*Exercise aim*. Pull out every line below that contains the string "title".

[START OF Raw data]

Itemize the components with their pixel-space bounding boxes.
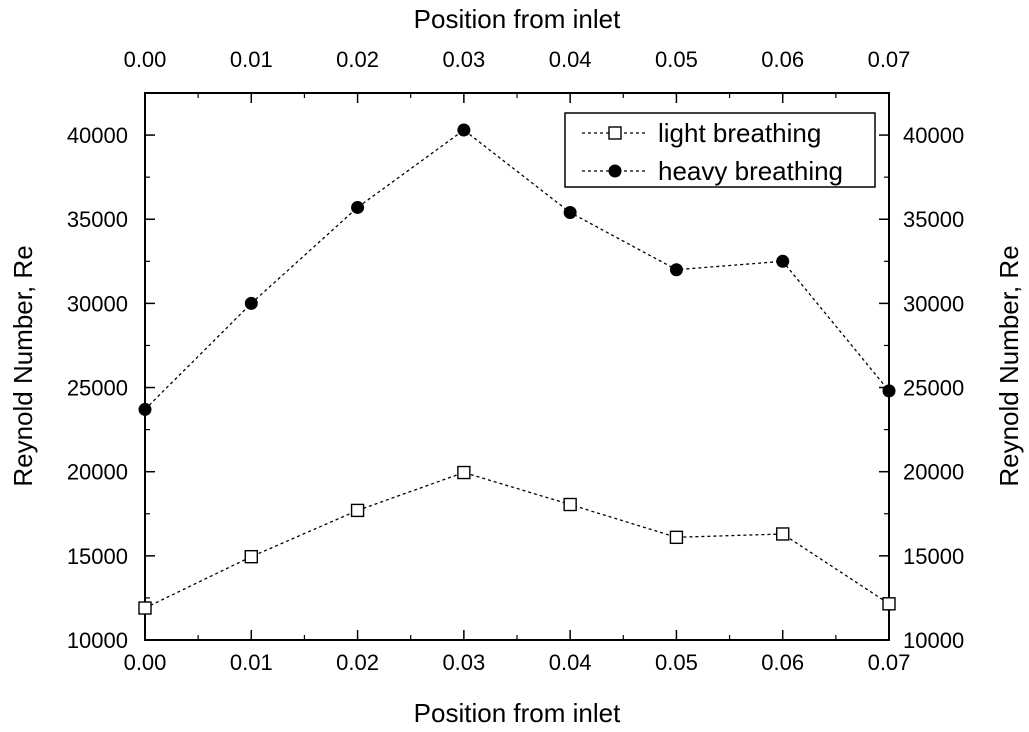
x-tick-label-bottom: 0.03 (442, 650, 485, 675)
x-tick-label-top: 0.04 (549, 47, 592, 72)
y-tick-label-left: 15000 (67, 544, 128, 569)
data-point-heavy-breathing (776, 254, 790, 268)
y-tick-label-right: 20000 (903, 460, 964, 485)
data-point-heavy-breathing (882, 384, 896, 398)
legend-marker-heavy-breathing (608, 164, 622, 178)
x-axis-ticks: 0.00 0.00 0.01 0.01 0.02 0.02 0.03 0.03 0.04 0.04… (124, 47, 911, 675)
series-line-light-breathing (144, 471, 890, 609)
data-point-light-breathing (669, 530, 684, 545)
series-layer (138, 123, 896, 615)
y-axis-title-left: Reynold Number, Re (8, 245, 38, 486)
y-tick-label-left: 10000 (67, 628, 128, 653)
x-tick-label-top: 0.02 (336, 47, 379, 72)
data-point-heavy-breathing (669, 263, 683, 277)
x-tick-label-top: 0.01 (230, 47, 273, 72)
data-point-heavy-breathing (563, 205, 577, 219)
y-tick-label-right: 30000 (903, 291, 964, 316)
data-point-light-breathing (244, 549, 258, 564)
y-tick-label-left: 25000 (67, 376, 128, 401)
y-tick-label-left: 30000 (67, 291, 128, 316)
x-tick-label-bottom: 0.06 (761, 650, 804, 675)
y-tick-label-right: 25000 (903, 376, 964, 401)
series-line-heavy-breathing (144, 129, 890, 410)
data-point-light-breathing (776, 527, 790, 541)
data-point-heavy-breathing (244, 296, 258, 310)
x-tick-label-bottom: 0.02 (336, 650, 379, 675)
data-point-heavy-breathing (351, 200, 365, 214)
x-tick-label-bottom: 0.00 (124, 650, 167, 675)
y-axis-title-right: Reynold Number, Re (994, 245, 1024, 486)
legend: light breathing heavy breathing (564, 112, 876, 188)
x-tick-label-bottom: 0.01 (230, 650, 273, 675)
y-tick-label-right: 15000 (903, 544, 964, 569)
x-tick-label-top: 0.06 (761, 47, 804, 72)
data-point-light-breathing (457, 465, 471, 480)
x-tick-label-bottom: 0.07 (868, 650, 911, 675)
y-tick-label-right: 10000 (903, 628, 964, 653)
y-tick-label-left: 35000 (67, 207, 128, 232)
data-point-light-breathing (882, 597, 896, 611)
x-tick-label-top: 0.03 (442, 47, 485, 72)
x-tick-label-top: 0.00 (124, 47, 167, 72)
x-tick-label-bottom: 0.05 (655, 650, 698, 675)
y-tick-label-right: 40000 (903, 123, 964, 148)
y-axis-ticks: 10000 10000 15000 15000 20000 20000 25000 25000… (67, 123, 964, 653)
data-point-heavy-breathing (138, 402, 152, 416)
x-tick-label-top: 0.07 (868, 47, 911, 72)
x-tick-label-top: 0.05 (655, 47, 698, 72)
x-tick-label-bottom: 0.04 (549, 650, 592, 675)
x-axis-title-top: Position from inlet (414, 4, 621, 34)
y-tick-label-right: 35000 (903, 207, 964, 232)
legend-label-heavy-breathing: heavy breathing (658, 156, 843, 186)
data-point-light-breathing (138, 601, 152, 615)
y-tick-label-left: 40000 (67, 123, 128, 148)
y-tick-label-left: 20000 (67, 460, 128, 485)
legend-label-light-breathing: light breathing (658, 118, 821, 148)
data-point-light-breathing (563, 497, 577, 512)
x-axis-title-bottom: Position from inlet (414, 698, 621, 728)
data-point-heavy-breathing (457, 123, 471, 137)
data-point-light-breathing (350, 503, 365, 518)
legend-marker-light-breathing (608, 126, 622, 140)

[END OF Raw data]

*Written solution*.
y-axis-title-left: Reynold Number, Re (8, 245, 38, 486)
y-axis-title-right: Reynold Number, Re (994, 245, 1024, 486)
x-axis-title-top: Position from inlet (414, 4, 621, 34)
x-axis-title-bottom: Position from inlet (414, 698, 621, 728)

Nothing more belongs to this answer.